## Recorded data
++++++

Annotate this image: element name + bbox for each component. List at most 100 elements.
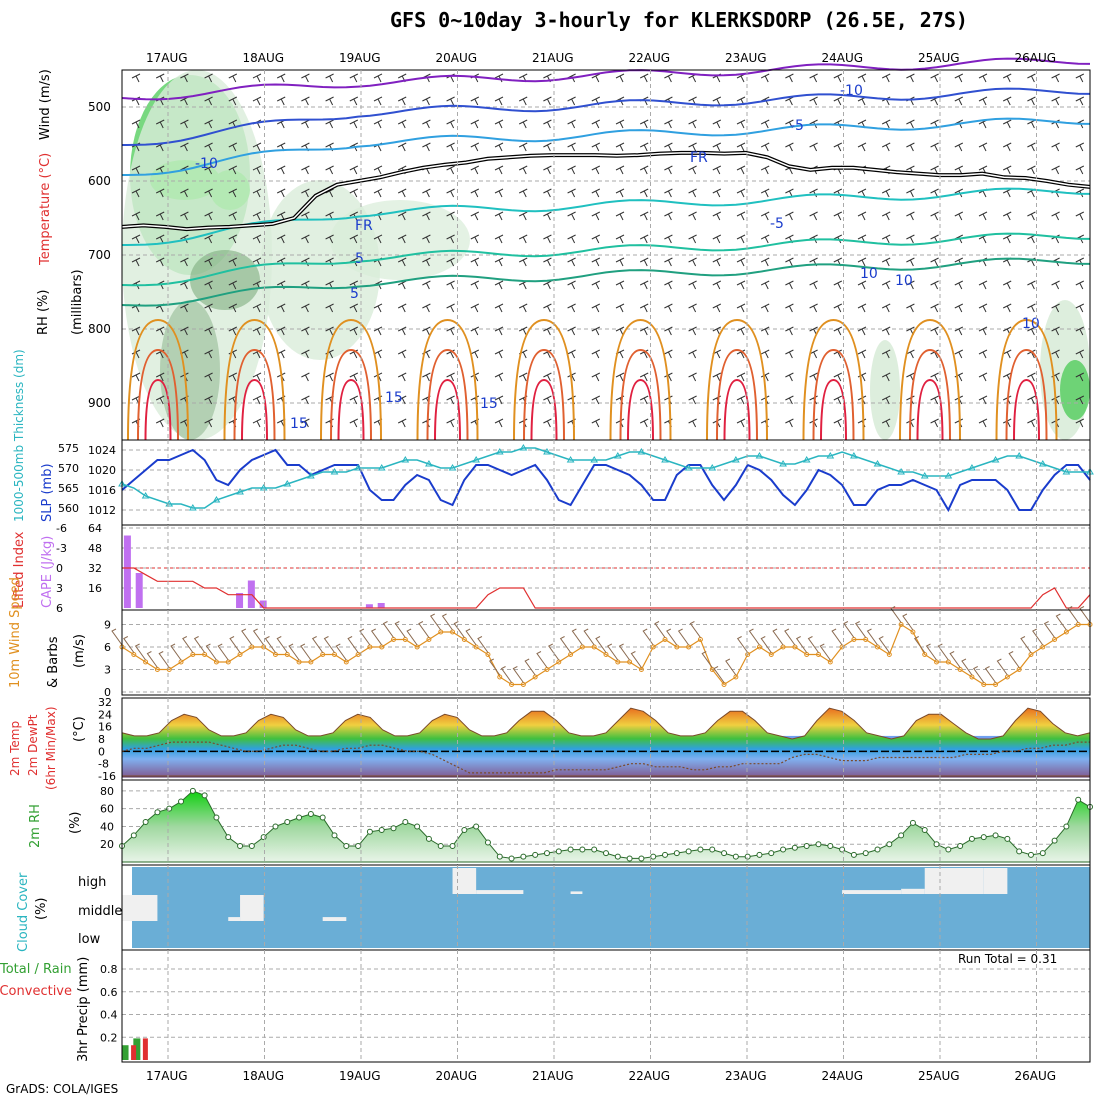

++++++

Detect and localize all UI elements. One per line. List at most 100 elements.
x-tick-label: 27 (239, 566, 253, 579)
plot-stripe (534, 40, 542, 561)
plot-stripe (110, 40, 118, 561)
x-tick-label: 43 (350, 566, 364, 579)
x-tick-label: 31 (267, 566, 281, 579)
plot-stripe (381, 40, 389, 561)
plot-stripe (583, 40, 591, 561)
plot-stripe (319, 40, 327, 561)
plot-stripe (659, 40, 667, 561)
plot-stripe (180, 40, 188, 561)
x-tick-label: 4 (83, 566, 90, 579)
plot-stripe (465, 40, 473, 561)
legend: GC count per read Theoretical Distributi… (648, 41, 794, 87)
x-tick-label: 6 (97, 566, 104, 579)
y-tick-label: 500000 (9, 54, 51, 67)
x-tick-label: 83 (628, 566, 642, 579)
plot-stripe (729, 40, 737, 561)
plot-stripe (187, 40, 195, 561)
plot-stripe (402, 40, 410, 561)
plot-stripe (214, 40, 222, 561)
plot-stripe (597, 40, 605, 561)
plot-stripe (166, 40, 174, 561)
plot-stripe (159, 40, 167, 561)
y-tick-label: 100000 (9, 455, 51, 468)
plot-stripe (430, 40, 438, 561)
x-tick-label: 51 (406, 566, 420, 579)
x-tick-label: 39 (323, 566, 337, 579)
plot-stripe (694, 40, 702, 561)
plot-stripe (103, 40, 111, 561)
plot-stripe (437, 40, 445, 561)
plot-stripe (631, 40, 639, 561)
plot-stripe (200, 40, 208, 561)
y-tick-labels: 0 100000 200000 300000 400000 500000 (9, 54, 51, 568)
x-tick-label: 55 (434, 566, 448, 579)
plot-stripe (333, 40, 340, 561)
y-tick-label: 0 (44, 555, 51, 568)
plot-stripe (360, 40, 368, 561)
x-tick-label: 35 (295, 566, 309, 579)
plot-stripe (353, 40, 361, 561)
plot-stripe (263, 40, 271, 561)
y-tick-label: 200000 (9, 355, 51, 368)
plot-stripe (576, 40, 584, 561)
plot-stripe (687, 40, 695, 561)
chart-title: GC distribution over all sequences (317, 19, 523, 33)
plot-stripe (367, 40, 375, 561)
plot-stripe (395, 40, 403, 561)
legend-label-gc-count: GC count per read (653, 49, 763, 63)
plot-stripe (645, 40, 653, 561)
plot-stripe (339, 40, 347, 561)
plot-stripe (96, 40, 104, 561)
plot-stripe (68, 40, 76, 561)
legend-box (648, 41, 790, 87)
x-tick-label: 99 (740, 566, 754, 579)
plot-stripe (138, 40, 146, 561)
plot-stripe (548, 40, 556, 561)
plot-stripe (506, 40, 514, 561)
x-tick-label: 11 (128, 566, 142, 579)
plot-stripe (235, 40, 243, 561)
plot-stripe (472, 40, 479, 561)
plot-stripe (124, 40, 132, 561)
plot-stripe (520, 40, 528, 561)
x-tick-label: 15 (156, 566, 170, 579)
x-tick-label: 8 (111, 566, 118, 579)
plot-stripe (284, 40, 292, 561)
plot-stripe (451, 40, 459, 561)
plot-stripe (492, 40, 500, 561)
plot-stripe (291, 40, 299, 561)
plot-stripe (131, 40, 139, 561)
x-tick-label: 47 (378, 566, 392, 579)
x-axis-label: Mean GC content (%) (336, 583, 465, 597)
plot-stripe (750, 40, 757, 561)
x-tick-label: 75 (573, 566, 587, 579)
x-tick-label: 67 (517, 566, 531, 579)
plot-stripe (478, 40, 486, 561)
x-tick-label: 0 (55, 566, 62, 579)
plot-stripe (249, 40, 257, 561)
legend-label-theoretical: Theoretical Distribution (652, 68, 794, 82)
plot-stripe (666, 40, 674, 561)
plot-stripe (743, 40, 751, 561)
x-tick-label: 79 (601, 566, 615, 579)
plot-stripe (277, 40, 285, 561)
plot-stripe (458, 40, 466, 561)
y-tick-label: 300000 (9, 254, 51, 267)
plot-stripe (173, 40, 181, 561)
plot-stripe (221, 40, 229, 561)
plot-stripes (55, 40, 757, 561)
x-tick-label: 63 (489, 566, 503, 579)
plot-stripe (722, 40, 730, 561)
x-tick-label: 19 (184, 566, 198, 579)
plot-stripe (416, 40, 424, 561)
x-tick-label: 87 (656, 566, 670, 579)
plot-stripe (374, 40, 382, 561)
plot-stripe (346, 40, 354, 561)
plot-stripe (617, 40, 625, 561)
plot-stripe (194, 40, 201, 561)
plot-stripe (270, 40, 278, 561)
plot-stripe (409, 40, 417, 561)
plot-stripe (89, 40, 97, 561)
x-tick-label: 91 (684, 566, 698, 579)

++++++

## Objective
Copy the data above word for word. Begin at the line that has "Detect and localize" and stop after the line that has "legend: GC count".

## The result
Detect and localize all UI elements. One per line. List at most 100 elements.
x-tick-label: 27 (239, 566, 253, 579)
plot-stripe (534, 40, 542, 561)
plot-stripe (110, 40, 118, 561)
x-tick-label: 43 (350, 566, 364, 579)
x-tick-label: 31 (267, 566, 281, 579)
plot-stripe (381, 40, 389, 561)
plot-stripe (583, 40, 591, 561)
plot-stripe (319, 40, 327, 561)
plot-stripe (659, 40, 667, 561)
plot-stripe (180, 40, 188, 561)
x-tick-label: 4 (83, 566, 90, 579)
plot-stripe (465, 40, 473, 561)
legend: GC count per read Theoretical Distributi… (648, 41, 794, 87)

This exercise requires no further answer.